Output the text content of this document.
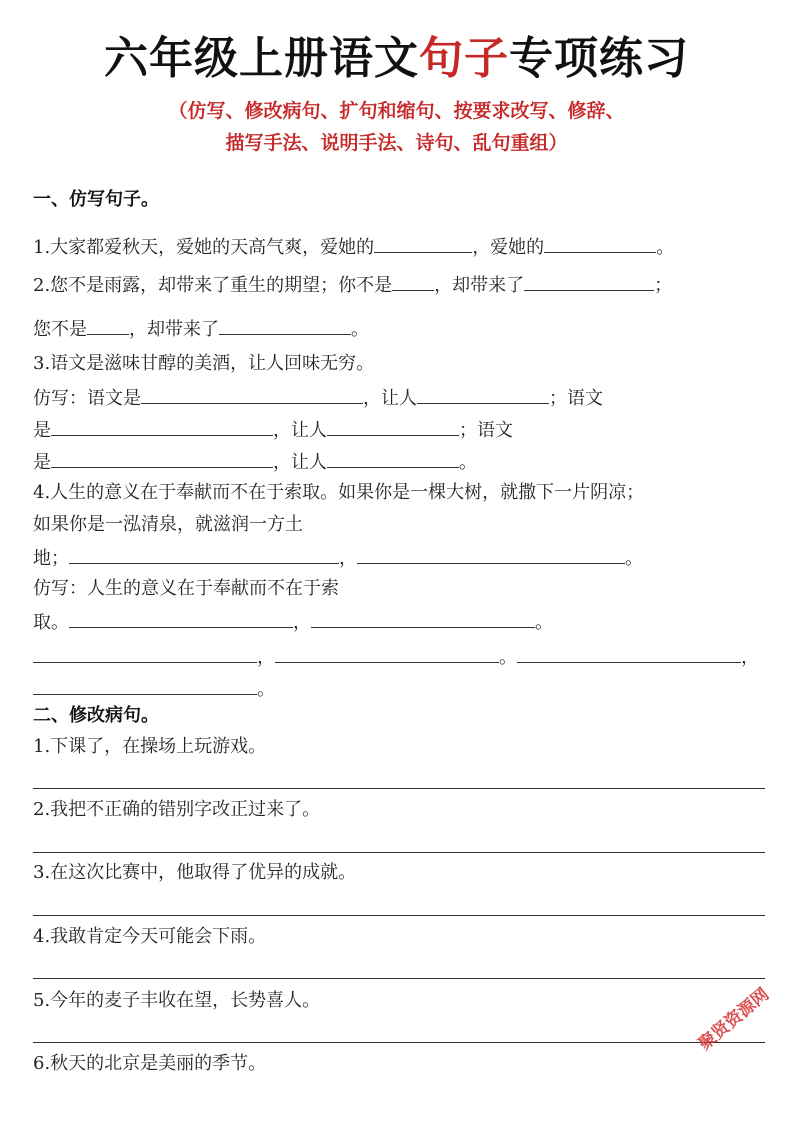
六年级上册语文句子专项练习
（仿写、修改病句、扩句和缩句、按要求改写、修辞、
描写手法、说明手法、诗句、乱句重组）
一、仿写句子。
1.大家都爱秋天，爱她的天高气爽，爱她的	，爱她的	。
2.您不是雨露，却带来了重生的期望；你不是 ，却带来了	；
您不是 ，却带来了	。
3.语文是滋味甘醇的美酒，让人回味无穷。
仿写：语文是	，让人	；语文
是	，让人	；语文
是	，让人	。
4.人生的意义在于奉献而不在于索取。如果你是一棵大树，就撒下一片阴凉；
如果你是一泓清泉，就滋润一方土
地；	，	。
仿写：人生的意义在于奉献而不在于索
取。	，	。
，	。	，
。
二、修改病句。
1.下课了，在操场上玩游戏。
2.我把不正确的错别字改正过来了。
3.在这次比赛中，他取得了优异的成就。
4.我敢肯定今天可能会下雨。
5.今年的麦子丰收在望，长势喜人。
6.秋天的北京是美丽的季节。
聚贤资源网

##########

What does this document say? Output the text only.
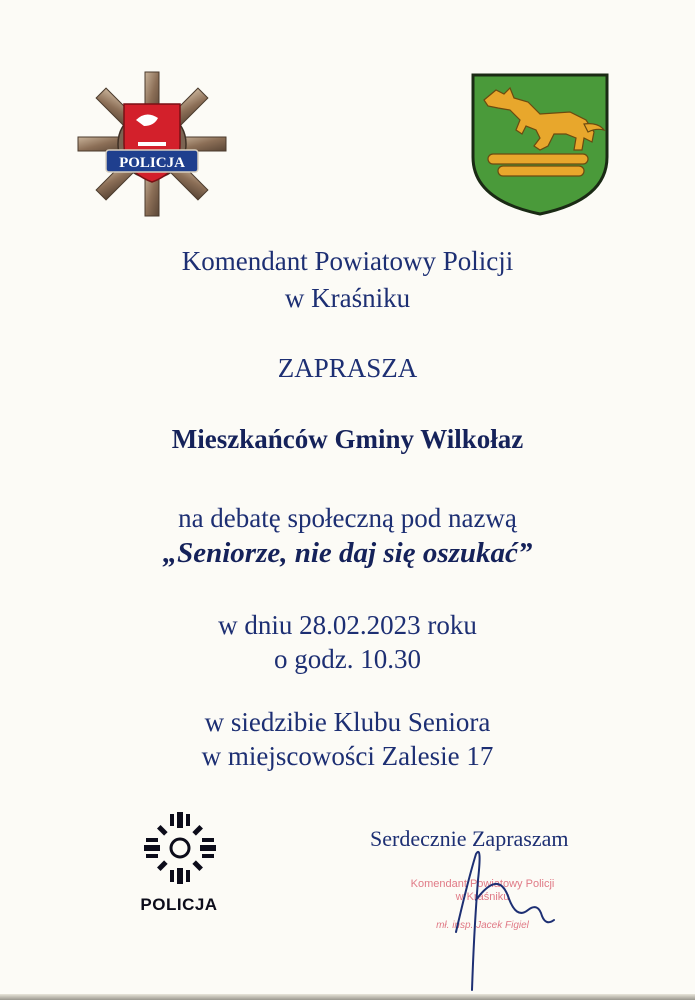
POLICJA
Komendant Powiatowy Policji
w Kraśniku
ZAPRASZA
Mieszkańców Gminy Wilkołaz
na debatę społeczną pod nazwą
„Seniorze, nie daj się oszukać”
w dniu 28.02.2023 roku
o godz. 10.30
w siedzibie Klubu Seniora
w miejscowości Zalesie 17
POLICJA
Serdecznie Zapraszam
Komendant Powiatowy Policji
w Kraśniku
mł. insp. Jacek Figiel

##########

→ WHAT TO WORK ON: Say, as a single number and nothing more, how many lines of the entries contain the word "text".

→ RESULT FOR THIS EXERCISE: 2